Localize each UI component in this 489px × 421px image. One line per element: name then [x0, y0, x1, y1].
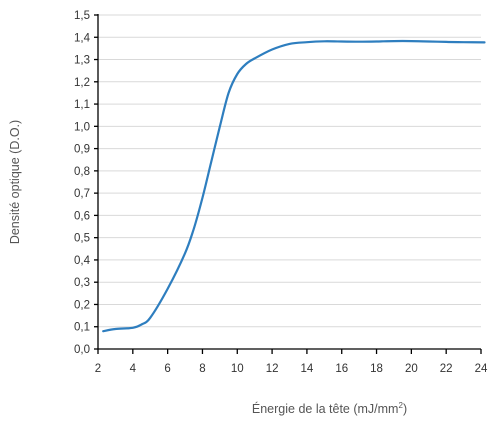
y-tick-label: 0,1	[74, 322, 90, 334]
y-tick-label: 1,4	[74, 32, 91, 44]
x-tick-label: 14	[301, 363, 314, 375]
y-tick-label: 1,2	[74, 77, 90, 89]
series-line	[102, 39, 486, 333]
y-tick-label: 0,4	[74, 255, 91, 267]
x-axis-title-main: Énergie de la tête (mJ/mm	[252, 401, 399, 416]
y-tick-label: 0,0	[74, 344, 90, 356]
y-tick-label: 0,9	[74, 144, 90, 156]
x-tick-label: 12	[266, 363, 279, 375]
x-tick-label: 2	[95, 363, 101, 375]
y-tick-label: 0,8	[74, 166, 90, 178]
x-tick-label: 16	[335, 363, 348, 375]
x-tick-label: 18	[370, 363, 383, 375]
x-axis-title-superscript: 2	[398, 401, 403, 410]
y-axis-title: Densité optique (D.O.)	[8, 120, 22, 244]
y-tick-label: 1,1	[74, 99, 90, 111]
y-tick-label: 0,5	[74, 233, 90, 245]
x-tick-label: 8	[199, 363, 205, 375]
x-tick-label: 24	[475, 363, 488, 375]
x-axis-ticks: 2 4 6 8 10 12 14 16 18 20 22 24	[95, 349, 488, 375]
y-tick-label: 1,5	[74, 10, 90, 22]
x-tick-label: 6	[164, 363, 170, 375]
x-tick-label: 10	[231, 363, 244, 375]
y-tick-label: 1,3	[74, 55, 90, 67]
y-tick-label: 1,0	[74, 121, 90, 133]
x-tick-label: 22	[440, 363, 453, 375]
x-axis-title: Énergie de la tête (mJ/mm2)	[252, 401, 407, 416]
y-axis-ticks: 0,0 0,1 0,2 0,3 0,4 0,5 0,6 0,7 0,8 0,9 1,0 1,1 1,2 1…	[74, 10, 98, 356]
y-tick-label: 0,2	[74, 299, 90, 311]
x-tick-label: 4	[130, 363, 137, 375]
y-tick-label: 0,3	[74, 277, 90, 289]
y-tick-label: 0,6	[74, 210, 90, 222]
y-tick-label: 0,7	[74, 188, 90, 200]
x-axis-title-end: )	[403, 402, 407, 416]
gridlines	[98, 14, 481, 328]
x-tick-label: 20	[405, 363, 418, 375]
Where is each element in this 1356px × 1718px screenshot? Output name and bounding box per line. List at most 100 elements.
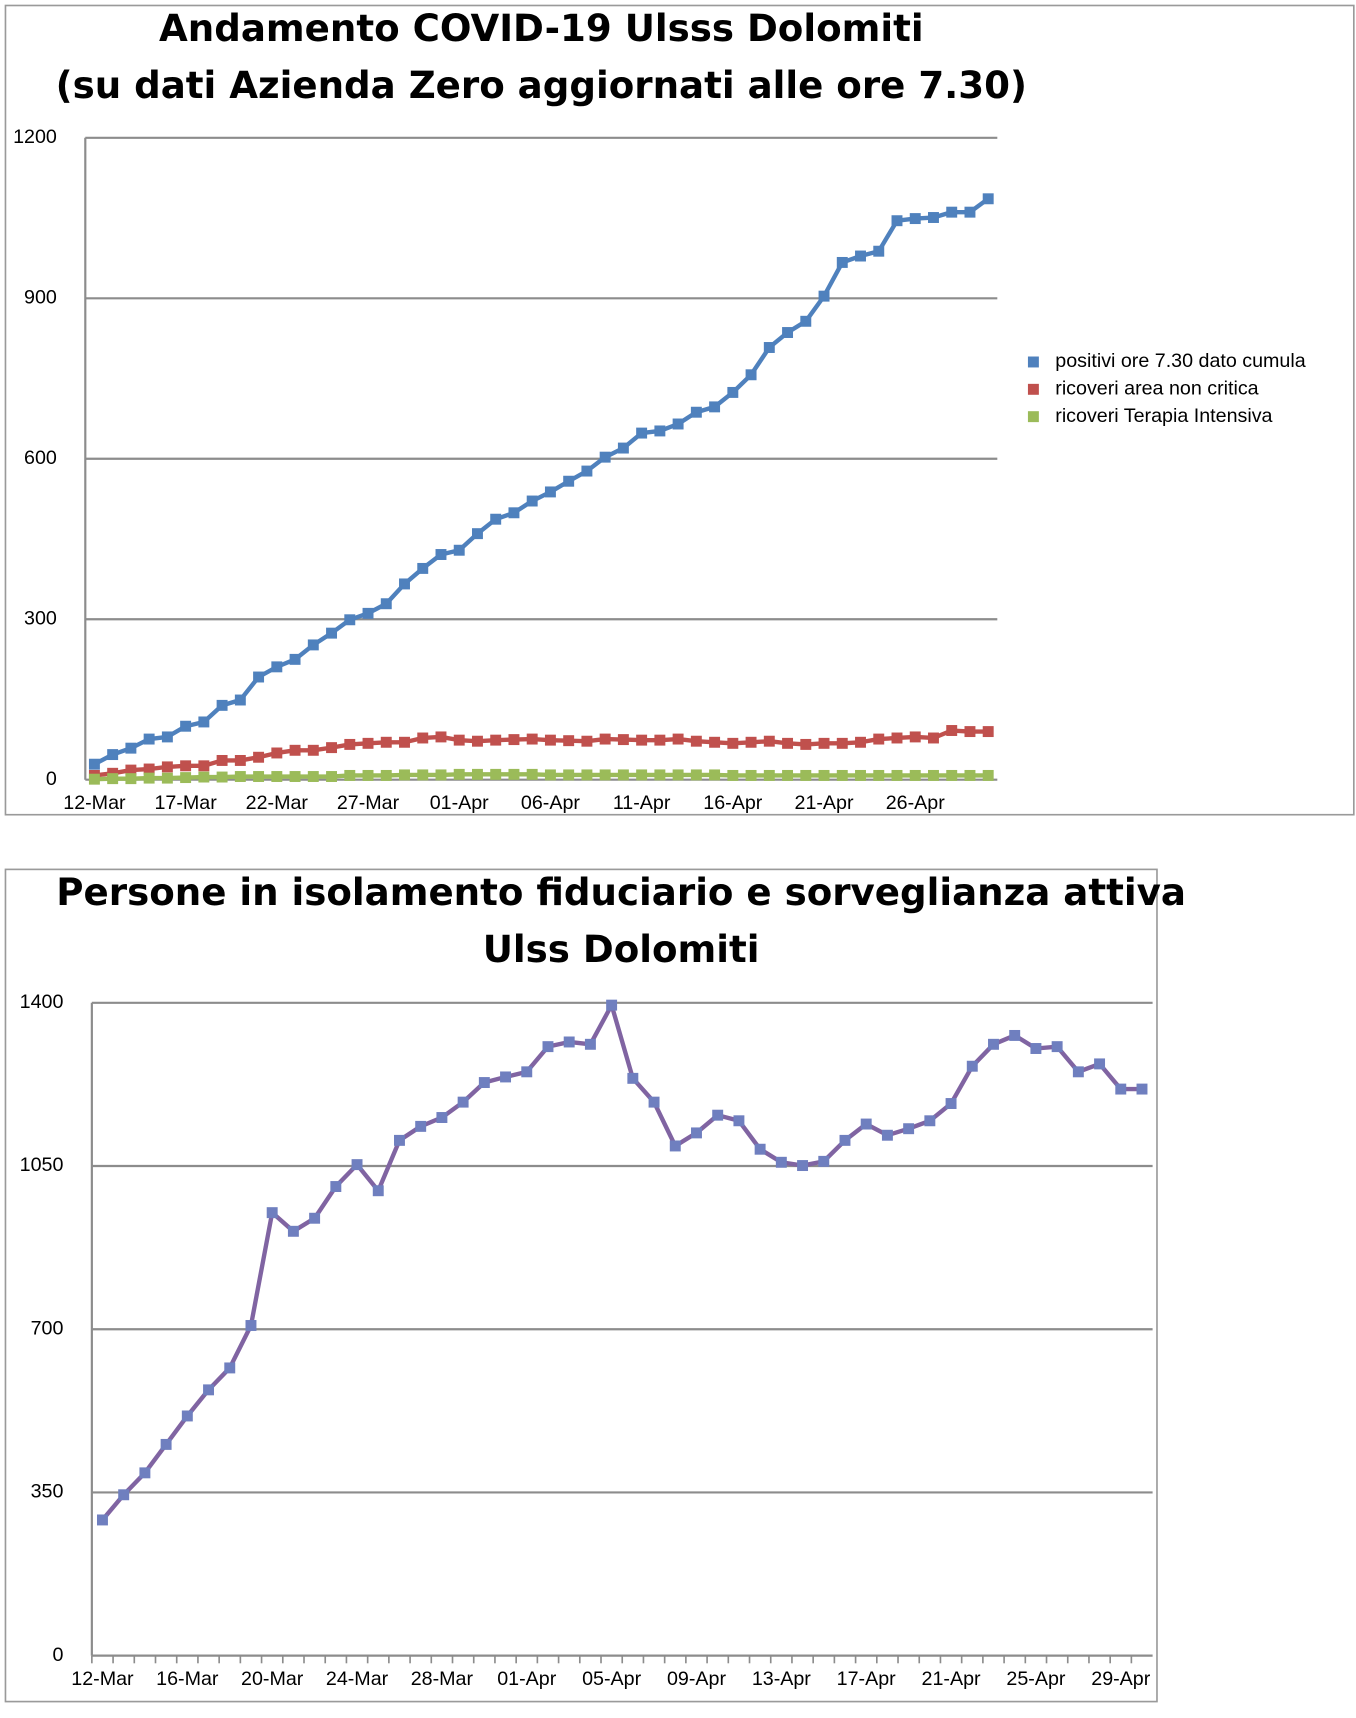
data-point bbox=[928, 212, 939, 223]
data-point bbox=[627, 1072, 639, 1084]
data-point bbox=[763, 342, 775, 353]
data-point bbox=[326, 771, 338, 782]
x-tick-label: 09-Apr bbox=[667, 1668, 726, 1690]
data-point bbox=[690, 735, 702, 747]
data-point bbox=[1009, 1029, 1021, 1041]
data-point bbox=[181, 1410, 193, 1422]
chart-title: Andamento COVID-19 Ulsss Dolomiti bbox=[159, 6, 924, 50]
data-point bbox=[180, 772, 192, 784]
y-tick-label: 0 bbox=[52, 1644, 63, 1666]
data-point bbox=[372, 1185, 384, 1197]
data-point bbox=[982, 769, 994, 781]
data-point bbox=[563, 769, 575, 781]
data-point bbox=[526, 768, 538, 780]
legend-marker bbox=[1027, 356, 1039, 368]
data-point bbox=[648, 1096, 660, 1108]
data-point bbox=[800, 769, 812, 781]
data-point bbox=[118, 1489, 130, 1501]
data-point bbox=[544, 734, 556, 746]
data-point bbox=[727, 737, 739, 749]
data-point bbox=[690, 406, 702, 418]
data-point bbox=[180, 720, 192, 732]
data-point bbox=[636, 734, 648, 746]
data-point bbox=[521, 1066, 533, 1078]
data-point bbox=[362, 769, 374, 781]
data-point bbox=[362, 607, 374, 619]
data-point bbox=[453, 544, 465, 556]
data-point bbox=[399, 578, 410, 590]
data-point bbox=[203, 1384, 215, 1396]
data-point bbox=[909, 731, 921, 743]
data-point bbox=[754, 1143, 766, 1155]
data-point bbox=[287, 1225, 299, 1237]
data-point bbox=[96, 1514, 108, 1526]
x-tick-label: 29-Apr bbox=[1091, 1668, 1150, 1690]
data-point bbox=[307, 771, 319, 782]
data-point bbox=[745, 769, 757, 781]
data-point bbox=[490, 734, 502, 746]
data-point bbox=[763, 735, 775, 747]
data-point bbox=[636, 427, 648, 439]
data-point bbox=[330, 1181, 342, 1192]
data-point bbox=[946, 725, 958, 736]
x-tick-label: 13-Apr bbox=[752, 1668, 811, 1690]
data-point bbox=[964, 769, 976, 781]
data-point bbox=[584, 1038, 596, 1050]
x-tick-label: 21-Apr bbox=[922, 1668, 981, 1690]
data-point bbox=[271, 747, 283, 759]
data-point bbox=[478, 1077, 490, 1089]
data-point bbox=[1136, 1083, 1148, 1095]
data-point bbox=[563, 1036, 575, 1048]
data-point bbox=[672, 733, 684, 745]
data-point bbox=[581, 769, 593, 781]
x-tick-label: 17-Mar bbox=[154, 792, 217, 814]
data-point bbox=[855, 769, 866, 781]
data-point bbox=[198, 771, 210, 783]
data-point bbox=[818, 769, 830, 781]
data-point bbox=[563, 475, 575, 487]
data-point bbox=[881, 1129, 893, 1141]
y-tick-label: 350 bbox=[31, 1481, 64, 1503]
data-point bbox=[216, 771, 228, 783]
data-point bbox=[399, 769, 410, 781]
y-tick-label: 1200 bbox=[13, 126, 57, 148]
chart-title: Ulss Dolomiti bbox=[483, 927, 760, 971]
data-point bbox=[1030, 1043, 1042, 1054]
data-point bbox=[271, 771, 283, 782]
data-point bbox=[351, 1159, 363, 1171]
data-point bbox=[380, 598, 392, 610]
data-point bbox=[818, 290, 830, 302]
data-point bbox=[654, 769, 666, 781]
data-point bbox=[855, 250, 866, 262]
data-point bbox=[966, 1060, 978, 1072]
data-point bbox=[909, 769, 921, 781]
data-point bbox=[599, 451, 611, 463]
data-point bbox=[860, 1118, 872, 1130]
data-point bbox=[946, 769, 958, 781]
data-point bbox=[982, 726, 994, 738]
data-point bbox=[903, 1123, 915, 1135]
x-tick-label: 16-Mar bbox=[156, 1668, 219, 1690]
data-point bbox=[526, 495, 538, 507]
data-point bbox=[709, 736, 721, 748]
y-tick-label: 600 bbox=[24, 447, 57, 469]
x-tick-label: 12-Mar bbox=[71, 1668, 134, 1690]
data-point bbox=[581, 735, 593, 747]
data-point bbox=[733, 1115, 745, 1127]
data-point bbox=[88, 773, 100, 785]
data-point bbox=[457, 1096, 469, 1108]
data-point bbox=[289, 771, 301, 782]
data-point bbox=[307, 744, 319, 756]
data-point bbox=[855, 736, 866, 748]
data-point bbox=[143, 763, 155, 775]
data-point bbox=[745, 736, 757, 748]
chart-title: Persone in isolamento fiduciario e sorve… bbox=[56, 870, 1186, 914]
data-point bbox=[253, 771, 265, 782]
data-point bbox=[289, 744, 301, 756]
data-point bbox=[253, 751, 265, 763]
data-point bbox=[544, 769, 556, 781]
data-point bbox=[617, 734, 629, 746]
data-point bbox=[712, 1109, 724, 1121]
data-point bbox=[800, 738, 812, 750]
x-tick-label: 27-Mar bbox=[337, 792, 400, 814]
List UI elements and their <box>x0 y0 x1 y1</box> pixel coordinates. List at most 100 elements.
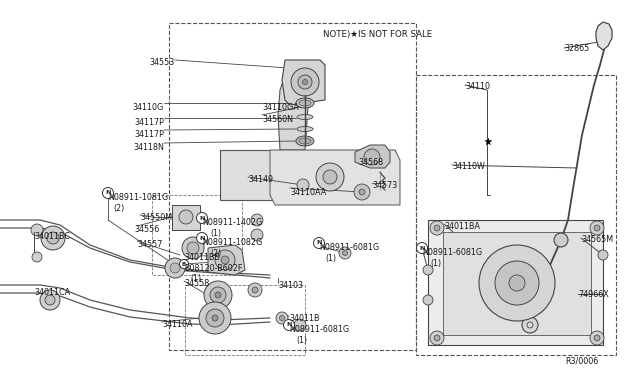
Circle shape <box>434 225 440 231</box>
Circle shape <box>215 292 221 298</box>
Circle shape <box>179 210 193 224</box>
Text: 34103: 34103 <box>278 281 303 290</box>
Text: N: N <box>199 215 205 221</box>
Circle shape <box>165 258 185 278</box>
Text: N08911-6081G: N08911-6081G <box>289 325 349 334</box>
Circle shape <box>554 233 568 247</box>
Text: 34011BC: 34011BC <box>34 232 70 241</box>
Text: N: N <box>106 190 111 196</box>
Circle shape <box>314 237 324 248</box>
Circle shape <box>522 317 538 333</box>
Circle shape <box>423 295 433 305</box>
Text: (2): (2) <box>210 249 221 258</box>
Circle shape <box>248 283 262 297</box>
Circle shape <box>342 250 348 256</box>
Circle shape <box>221 256 229 264</box>
Text: 34110AA: 34110AA <box>290 188 326 197</box>
Circle shape <box>179 260 189 269</box>
Text: N08911-1402G: N08911-1402G <box>202 218 262 227</box>
Text: B08120-B602F: B08120-B602F <box>184 264 243 273</box>
Text: (1): (1) <box>190 274 201 283</box>
Circle shape <box>417 243 428 253</box>
Ellipse shape <box>187 242 199 254</box>
Text: R3/0006: R3/0006 <box>566 356 599 365</box>
Text: B: B <box>182 262 186 266</box>
Circle shape <box>251 214 263 226</box>
Circle shape <box>276 312 288 324</box>
Circle shape <box>590 331 604 345</box>
Circle shape <box>297 179 309 191</box>
Circle shape <box>509 275 525 291</box>
Circle shape <box>47 232 59 244</box>
Text: 34558: 34558 <box>184 279 209 288</box>
Circle shape <box>280 315 285 321</box>
Text: (1): (1) <box>296 336 307 345</box>
Text: N08911-6081G: N08911-6081G <box>319 243 379 252</box>
Circle shape <box>41 226 65 250</box>
Circle shape <box>298 75 312 89</box>
Circle shape <box>40 290 60 310</box>
Circle shape <box>204 281 232 309</box>
Circle shape <box>323 170 337 184</box>
Polygon shape <box>220 150 395 200</box>
Circle shape <box>479 245 555 321</box>
Text: N: N <box>199 235 205 241</box>
Text: 34560N: 34560N <box>262 115 293 124</box>
Text: (1): (1) <box>430 259 441 268</box>
Text: ★: ★ <box>484 137 492 147</box>
Circle shape <box>359 189 365 195</box>
Circle shape <box>590 221 604 235</box>
Text: 34117P: 34117P <box>134 118 164 127</box>
Text: ★: ★ <box>484 137 492 147</box>
Circle shape <box>32 252 42 262</box>
Text: 34557: 34557 <box>137 240 163 249</box>
Polygon shape <box>355 145 390 168</box>
Text: 34011CA: 34011CA <box>34 288 70 297</box>
Circle shape <box>495 261 539 305</box>
Circle shape <box>594 225 600 231</box>
Text: 34110A: 34110A <box>162 320 193 329</box>
Text: 34110: 34110 <box>465 82 490 91</box>
Polygon shape <box>172 205 200 230</box>
Circle shape <box>354 184 370 200</box>
Text: 34568: 34568 <box>358 158 383 167</box>
Circle shape <box>316 163 344 191</box>
Circle shape <box>294 319 306 331</box>
Ellipse shape <box>296 136 314 146</box>
Polygon shape <box>208 245 245 275</box>
Circle shape <box>598 250 608 260</box>
Circle shape <box>196 212 207 224</box>
Circle shape <box>430 331 444 345</box>
Text: 34117P: 34117P <box>134 130 164 139</box>
Text: 34110G: 34110G <box>132 103 164 112</box>
Circle shape <box>303 80 307 84</box>
Text: 34110W: 34110W <box>452 162 485 171</box>
Circle shape <box>196 232 207 244</box>
Circle shape <box>206 309 224 327</box>
Circle shape <box>210 287 226 303</box>
Bar <box>416 75 616 355</box>
Text: (1): (1) <box>325 254 336 263</box>
Polygon shape <box>596 22 612 50</box>
Circle shape <box>423 265 433 275</box>
Text: 34553: 34553 <box>150 58 175 67</box>
Circle shape <box>45 295 55 305</box>
Ellipse shape <box>182 237 204 259</box>
Bar <box>428 220 603 345</box>
Circle shape <box>215 250 235 270</box>
Text: 34011BB: 34011BB <box>184 253 220 262</box>
Circle shape <box>284 320 294 330</box>
Text: N: N <box>316 241 322 246</box>
Text: 34556: 34556 <box>134 225 159 234</box>
Bar <box>169 23 416 350</box>
Circle shape <box>31 224 43 236</box>
Text: 34550M: 34550M <box>140 213 172 222</box>
Text: (1): (1) <box>210 229 221 238</box>
Text: 34118N: 34118N <box>133 143 164 152</box>
Circle shape <box>102 187 113 199</box>
Circle shape <box>594 335 600 341</box>
Circle shape <box>434 335 440 341</box>
Text: 34573: 34573 <box>372 181 397 190</box>
Circle shape <box>251 229 263 241</box>
Text: 34011BA: 34011BA <box>444 222 480 231</box>
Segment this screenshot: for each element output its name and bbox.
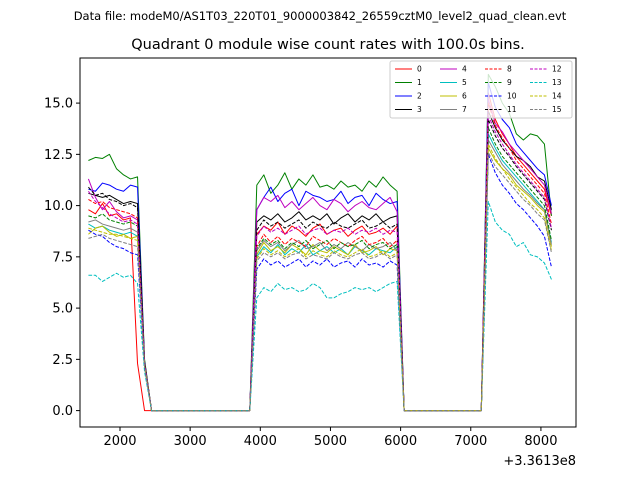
legend-label-15: 15 [552, 105, 562, 114]
series-line-13 [88, 201, 552, 412]
legend-label-10: 10 [507, 92, 517, 101]
y-tick-label: 12.5 [44, 148, 73, 163]
x-tick-label: 8000 [524, 434, 557, 449]
x-tick-label: 6000 [384, 434, 417, 449]
legend-label-5: 5 [462, 78, 467, 87]
x-offset-label: +3.3613e8 [503, 454, 576, 469]
legend-label-1: 1 [417, 78, 422, 87]
series-line-15 [88, 151, 552, 412]
y-tick-label: 10.0 [44, 199, 73, 214]
x-tick-label: 7000 [454, 434, 487, 449]
y-axis: 0.0 2.5 5.0 7.5 10.0 12.5 15.0 [44, 97, 80, 419]
legend-label-0: 0 [417, 65, 422, 74]
x-tick-label: 4000 [244, 434, 277, 449]
legend-label-8: 8 [507, 65, 512, 74]
legend-label-6: 6 [462, 92, 467, 101]
plot-lines [87, 73, 552, 412]
data-file-label: Data file: modeM0/AS1T03_220T01_90000038… [74, 9, 567, 23]
chart-title: Quadrant 0 module wise count rates with … [131, 37, 525, 53]
legend-label-2: 2 [417, 92, 422, 101]
legend-label-4: 4 [462, 65, 467, 74]
x-tick-label: 5000 [314, 434, 347, 449]
legend-label-13: 13 [552, 78, 562, 87]
plot-frame [79, 57, 577, 428]
y-tick-label: 15.0 [44, 97, 73, 112]
y-tick-label: 0.0 [52, 404, 73, 419]
x-tick-label: 2000 [103, 434, 136, 449]
x-tick-label: 3000 [174, 434, 207, 449]
y-tick-label: 2.5 [52, 353, 73, 368]
legend-box [389, 60, 573, 119]
x-axis: 2000 3000 4000 5000 6000 7000 8000 [103, 427, 557, 449]
legend-label-7: 7 [462, 105, 467, 114]
legend-label-12: 12 [552, 65, 562, 74]
y-tick-label: 5.0 [52, 302, 73, 317]
legend-label-14: 14 [552, 92, 562, 101]
legend-label-9: 9 [507, 78, 512, 87]
legend-label-3: 3 [417, 105, 422, 114]
legend-label-11: 11 [507, 105, 517, 114]
y-tick-label: 7.5 [52, 250, 73, 265]
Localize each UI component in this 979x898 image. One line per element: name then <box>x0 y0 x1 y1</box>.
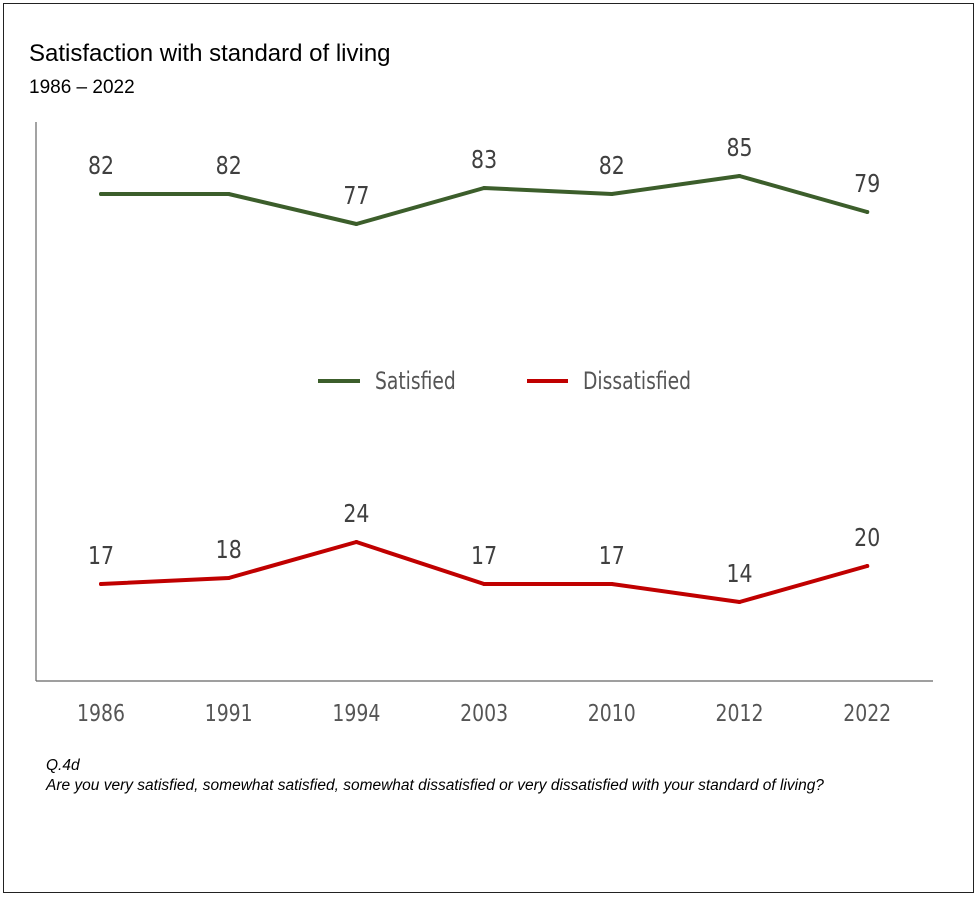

□ □ □ □ □ □ □

> [TASK OBJECTIVE]: Reproduce, word for word, the stretch of the listing that begins with the line containing "legend-label-15: 15 [552, 105, 562, 114]" and ends with the line containing "x-tick-label: 4000 [244, 434, 277, 449]", including both of those lines.

> [TASK RESPONSE]:
legend-label-15: 15 [552, 105, 562, 114]
series-line-13 [88, 201, 552, 412]
legend-label-10: 10 [507, 92, 517, 101]
y-tick-label: 12.5 [44, 148, 73, 163]
x-tick-label: 8000 [524, 434, 557, 449]
x-tick-label: 6000 [384, 434, 417, 449]
legend-label-5: 5 [462, 78, 467, 87]
x-offset-label: +3.3613e8 [503, 454, 576, 469]
legend-label-1: 1 [417, 78, 422, 87]
series-line-15 [88, 151, 552, 412]
y-tick-label: 10.0 [44, 199, 73, 214]
x-tick-label: 7000 [454, 434, 487, 449]
y-axis: 0.0 2.5 5.0 7.5 10.0 12.5 15.0 [44, 97, 80, 419]
legend-label-0: 0 [417, 65, 422, 74]
x-tick-label: 4000 [244, 434, 277, 449]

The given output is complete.